Consegna — Per favore, ricopia senza alcuna modifica il passo del testo sul buco della sanità che va dalle parole "martedì 10 marzo" fino alle parole "e Giampaolo Vietri)", queste incluse.

Buco sanità, FdI: "No aumento tasse, Decaro cominci a risanare sprechi e ruberie, e vigili su opere finanziate con Pnrr"

“La voragine nei conti della sanità pubblica regionale fa spavento: fra 350 e 450 milioni di euro, secondo le stime dei preconsuntivi"

martedì 10 marzo 2026 5.14
Di seguito la dichiarazione congiunta del gruppo regionale di Fratelli d'Italia (il presidente Paolo Pagliaro la vice presidente Tonia Spina e i consiglieri Dino Basile, Luigi Caroli, Giannicola De Leonardis, Andrea Ferri, Nicola Gatta, Renato Perrini, Tommaso Scatigna, Antonio Scianaro e Giampaolo Vietri)

"La voragine nei conti della sanità pubblica regionale fa spavento: fra 350 e 450 milioni di euro, secondo le stime dei preconsuntivi. Il governo Decaro dovrà pagare i debiti contratti da chi l'ha preceduto, ma amministrare significa assumersi la responsabilità di quegli errori. Quindi, se bisogna risanare, non si può pretendere di presentare il conto ai cittadini strangolandoli con le tasse. No all'aumento dell'addizionale Irpef e ad aggiustamenti dell'Irap, no al mix delle due imposte o ad interventi sui redditi più alti, tutte ipotesi circolate in questi giorni.

Dati forniti —
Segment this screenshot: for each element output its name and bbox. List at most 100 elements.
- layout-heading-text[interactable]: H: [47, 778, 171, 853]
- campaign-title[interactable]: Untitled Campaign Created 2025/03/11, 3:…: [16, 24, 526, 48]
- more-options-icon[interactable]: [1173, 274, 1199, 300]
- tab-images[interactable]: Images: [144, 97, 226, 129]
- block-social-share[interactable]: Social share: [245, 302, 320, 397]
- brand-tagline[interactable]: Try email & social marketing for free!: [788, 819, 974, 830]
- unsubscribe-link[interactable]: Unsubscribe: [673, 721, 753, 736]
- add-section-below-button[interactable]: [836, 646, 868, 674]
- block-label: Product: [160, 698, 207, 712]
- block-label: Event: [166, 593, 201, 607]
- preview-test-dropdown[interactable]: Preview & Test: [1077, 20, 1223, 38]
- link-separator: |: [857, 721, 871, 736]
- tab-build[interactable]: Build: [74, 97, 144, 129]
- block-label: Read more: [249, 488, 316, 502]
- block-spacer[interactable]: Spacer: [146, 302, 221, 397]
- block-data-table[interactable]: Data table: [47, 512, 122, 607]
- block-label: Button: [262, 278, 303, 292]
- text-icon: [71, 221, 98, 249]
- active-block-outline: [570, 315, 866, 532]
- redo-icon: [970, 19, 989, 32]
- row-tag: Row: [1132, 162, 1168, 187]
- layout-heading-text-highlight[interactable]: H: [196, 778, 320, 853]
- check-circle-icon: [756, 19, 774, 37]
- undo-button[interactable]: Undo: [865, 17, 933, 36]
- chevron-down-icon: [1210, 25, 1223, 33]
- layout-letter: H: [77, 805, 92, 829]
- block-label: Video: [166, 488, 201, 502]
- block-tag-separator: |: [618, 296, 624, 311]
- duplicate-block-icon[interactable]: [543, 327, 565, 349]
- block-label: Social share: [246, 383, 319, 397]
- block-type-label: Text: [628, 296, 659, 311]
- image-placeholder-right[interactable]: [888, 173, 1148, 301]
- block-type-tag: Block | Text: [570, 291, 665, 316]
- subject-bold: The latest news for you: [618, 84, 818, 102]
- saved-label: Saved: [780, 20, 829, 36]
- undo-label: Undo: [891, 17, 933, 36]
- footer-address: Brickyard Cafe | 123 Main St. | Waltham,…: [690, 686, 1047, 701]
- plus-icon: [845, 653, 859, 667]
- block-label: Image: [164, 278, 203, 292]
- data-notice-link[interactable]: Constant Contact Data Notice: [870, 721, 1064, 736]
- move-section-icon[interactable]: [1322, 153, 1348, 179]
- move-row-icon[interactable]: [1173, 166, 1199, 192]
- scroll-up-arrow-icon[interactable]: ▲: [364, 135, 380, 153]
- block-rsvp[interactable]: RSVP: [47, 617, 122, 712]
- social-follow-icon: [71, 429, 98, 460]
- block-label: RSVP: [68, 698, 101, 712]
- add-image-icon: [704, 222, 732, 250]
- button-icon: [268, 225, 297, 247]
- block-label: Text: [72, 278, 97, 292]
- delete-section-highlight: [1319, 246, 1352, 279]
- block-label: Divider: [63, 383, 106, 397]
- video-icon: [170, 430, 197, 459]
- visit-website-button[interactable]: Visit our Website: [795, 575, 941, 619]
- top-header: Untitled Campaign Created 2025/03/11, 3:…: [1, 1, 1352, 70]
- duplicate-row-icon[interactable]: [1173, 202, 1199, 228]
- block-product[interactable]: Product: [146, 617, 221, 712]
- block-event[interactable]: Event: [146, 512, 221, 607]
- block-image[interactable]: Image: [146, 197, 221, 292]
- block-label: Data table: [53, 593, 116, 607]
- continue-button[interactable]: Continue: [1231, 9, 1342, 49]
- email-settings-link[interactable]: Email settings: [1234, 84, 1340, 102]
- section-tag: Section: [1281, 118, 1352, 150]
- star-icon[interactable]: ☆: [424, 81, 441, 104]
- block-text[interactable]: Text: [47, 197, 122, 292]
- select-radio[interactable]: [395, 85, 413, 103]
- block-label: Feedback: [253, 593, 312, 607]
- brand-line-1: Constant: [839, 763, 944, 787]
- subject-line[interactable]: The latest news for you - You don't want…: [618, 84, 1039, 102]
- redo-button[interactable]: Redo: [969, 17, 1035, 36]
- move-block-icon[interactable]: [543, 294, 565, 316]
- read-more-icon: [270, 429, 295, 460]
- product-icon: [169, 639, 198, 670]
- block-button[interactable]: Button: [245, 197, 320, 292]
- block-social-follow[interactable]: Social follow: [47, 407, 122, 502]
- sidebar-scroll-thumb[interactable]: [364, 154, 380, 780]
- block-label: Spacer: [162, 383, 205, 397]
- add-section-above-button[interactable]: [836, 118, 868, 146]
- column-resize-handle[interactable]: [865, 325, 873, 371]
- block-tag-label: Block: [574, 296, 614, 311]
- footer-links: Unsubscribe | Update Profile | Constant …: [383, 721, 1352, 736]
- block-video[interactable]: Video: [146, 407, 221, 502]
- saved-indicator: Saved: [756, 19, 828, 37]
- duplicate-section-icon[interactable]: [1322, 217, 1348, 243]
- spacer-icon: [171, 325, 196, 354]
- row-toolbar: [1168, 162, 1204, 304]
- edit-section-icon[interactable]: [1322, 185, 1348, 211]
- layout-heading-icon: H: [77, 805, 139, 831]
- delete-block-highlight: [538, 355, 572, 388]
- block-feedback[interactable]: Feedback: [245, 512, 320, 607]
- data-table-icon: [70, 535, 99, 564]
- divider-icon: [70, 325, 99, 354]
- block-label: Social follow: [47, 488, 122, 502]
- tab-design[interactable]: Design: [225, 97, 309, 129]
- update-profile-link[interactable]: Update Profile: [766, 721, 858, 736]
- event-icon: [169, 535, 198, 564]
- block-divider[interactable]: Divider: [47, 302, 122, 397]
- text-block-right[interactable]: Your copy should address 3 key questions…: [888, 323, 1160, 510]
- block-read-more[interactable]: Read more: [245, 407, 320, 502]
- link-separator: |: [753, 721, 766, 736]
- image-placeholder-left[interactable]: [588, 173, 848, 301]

Risultato —
martedì 10 marzo 2026 5.14
Di seguito la dichiarazione congiunta del gruppo regionale di Fratelli d'Italia (il presidente Paolo Pagliaro la vice presidente Tonia Spina e i consiglieri Dino Basile, Luigi Caroli, Giannicola De Leonardis, Andrea Ferri, Nicola Gatta, Renato Perrini, Tommaso Scatigna, Antonio Scianaro e Giampaolo Vietri)